• **WHAT IS REQUIRED**: All lines in which the word "have" occurs are to be extracted.

• **DATA PROVIDED**:
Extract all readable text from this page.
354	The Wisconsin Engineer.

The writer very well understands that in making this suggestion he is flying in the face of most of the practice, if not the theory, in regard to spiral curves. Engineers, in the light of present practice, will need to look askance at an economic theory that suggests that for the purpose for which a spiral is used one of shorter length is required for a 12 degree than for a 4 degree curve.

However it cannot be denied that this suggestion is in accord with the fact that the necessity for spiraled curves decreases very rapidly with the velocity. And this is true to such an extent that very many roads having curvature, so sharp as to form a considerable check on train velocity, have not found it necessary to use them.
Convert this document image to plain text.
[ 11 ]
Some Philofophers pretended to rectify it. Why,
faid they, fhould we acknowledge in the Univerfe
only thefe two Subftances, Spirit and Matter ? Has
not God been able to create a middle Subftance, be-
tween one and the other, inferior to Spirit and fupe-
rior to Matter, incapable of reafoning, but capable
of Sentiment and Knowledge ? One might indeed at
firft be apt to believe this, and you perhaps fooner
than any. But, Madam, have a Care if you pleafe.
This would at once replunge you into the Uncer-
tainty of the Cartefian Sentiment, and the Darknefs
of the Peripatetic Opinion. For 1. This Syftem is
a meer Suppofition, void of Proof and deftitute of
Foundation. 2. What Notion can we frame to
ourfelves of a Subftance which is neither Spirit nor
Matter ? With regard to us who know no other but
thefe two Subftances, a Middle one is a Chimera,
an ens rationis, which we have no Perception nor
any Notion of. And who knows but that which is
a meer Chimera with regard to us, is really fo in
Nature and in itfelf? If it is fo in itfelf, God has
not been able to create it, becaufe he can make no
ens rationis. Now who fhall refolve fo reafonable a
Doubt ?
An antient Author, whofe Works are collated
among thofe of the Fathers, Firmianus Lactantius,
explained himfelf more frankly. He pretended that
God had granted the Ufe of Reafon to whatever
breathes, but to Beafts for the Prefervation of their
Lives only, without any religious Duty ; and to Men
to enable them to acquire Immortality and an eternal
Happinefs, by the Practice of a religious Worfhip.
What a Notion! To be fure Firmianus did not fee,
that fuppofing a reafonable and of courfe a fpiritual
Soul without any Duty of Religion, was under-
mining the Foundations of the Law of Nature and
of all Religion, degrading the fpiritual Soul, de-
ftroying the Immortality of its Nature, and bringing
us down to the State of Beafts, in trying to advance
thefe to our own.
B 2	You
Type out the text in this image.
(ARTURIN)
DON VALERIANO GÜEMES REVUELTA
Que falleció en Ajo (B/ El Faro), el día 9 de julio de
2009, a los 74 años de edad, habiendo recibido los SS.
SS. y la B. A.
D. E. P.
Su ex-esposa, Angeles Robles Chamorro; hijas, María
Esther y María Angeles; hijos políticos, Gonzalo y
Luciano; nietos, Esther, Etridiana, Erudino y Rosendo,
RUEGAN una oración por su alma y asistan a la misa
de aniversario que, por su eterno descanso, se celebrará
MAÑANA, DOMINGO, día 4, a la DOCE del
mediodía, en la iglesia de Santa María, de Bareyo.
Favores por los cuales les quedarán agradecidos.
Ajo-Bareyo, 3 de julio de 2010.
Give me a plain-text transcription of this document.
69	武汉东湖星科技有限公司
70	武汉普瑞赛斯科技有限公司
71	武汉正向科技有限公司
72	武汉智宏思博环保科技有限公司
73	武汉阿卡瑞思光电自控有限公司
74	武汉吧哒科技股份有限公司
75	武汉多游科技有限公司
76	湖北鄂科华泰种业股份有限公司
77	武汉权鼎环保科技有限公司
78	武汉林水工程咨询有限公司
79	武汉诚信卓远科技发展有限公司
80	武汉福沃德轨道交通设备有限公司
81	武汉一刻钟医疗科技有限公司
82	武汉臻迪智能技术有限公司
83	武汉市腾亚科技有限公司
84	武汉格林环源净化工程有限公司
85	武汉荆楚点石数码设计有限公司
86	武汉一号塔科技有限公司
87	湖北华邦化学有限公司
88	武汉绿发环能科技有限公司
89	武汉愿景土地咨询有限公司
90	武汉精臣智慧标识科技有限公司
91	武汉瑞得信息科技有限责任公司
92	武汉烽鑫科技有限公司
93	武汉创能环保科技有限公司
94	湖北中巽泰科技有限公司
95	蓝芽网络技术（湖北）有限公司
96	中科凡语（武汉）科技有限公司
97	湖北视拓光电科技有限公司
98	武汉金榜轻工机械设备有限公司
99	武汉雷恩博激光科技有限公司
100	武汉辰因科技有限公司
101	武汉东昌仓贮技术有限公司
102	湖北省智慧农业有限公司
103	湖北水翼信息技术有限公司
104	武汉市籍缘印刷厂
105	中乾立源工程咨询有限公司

• **ANSWER TO THIS PROBLEM**:
However it cannot be denied that this suggestion is in accord with the fact that the necessity for spiraled curves decreases very rapidly with the velocity. And this is true to such an extent that very many roads having curvature, so sharp as to form a considerable check on train velocity, have not found it necessary to use them.
than any. But, Madam, have a Care if you pleafe.
an ens rationis, which we have no Perception nor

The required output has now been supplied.